Your task: Reproduce every entry exactly.

Saved entries:
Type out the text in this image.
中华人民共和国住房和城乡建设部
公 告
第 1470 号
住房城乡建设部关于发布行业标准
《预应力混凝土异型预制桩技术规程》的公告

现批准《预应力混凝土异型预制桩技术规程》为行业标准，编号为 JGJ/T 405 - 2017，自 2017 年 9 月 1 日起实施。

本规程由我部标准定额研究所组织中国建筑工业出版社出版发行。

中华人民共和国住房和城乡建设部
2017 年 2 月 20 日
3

Exercise solution:
Type out the text in this image.
中华人民共和国住房和城乡建设部
公 告
第 1470 号
住房城乡建设部关于发布行业标准
《预应力混凝土异型预制桩技术规程》的公告

现批准《预应力混凝土异型预制桩技术规程》为行业标准，编号为 JGJ/T 405 - 2017，自 2017 年 9 月 1 日起实施。

本规程由我部标准定额研究所组织中国建筑工业出版社出版发行。

中华人民共和国住房和城乡建设部
2017 年 2 月 20 日
3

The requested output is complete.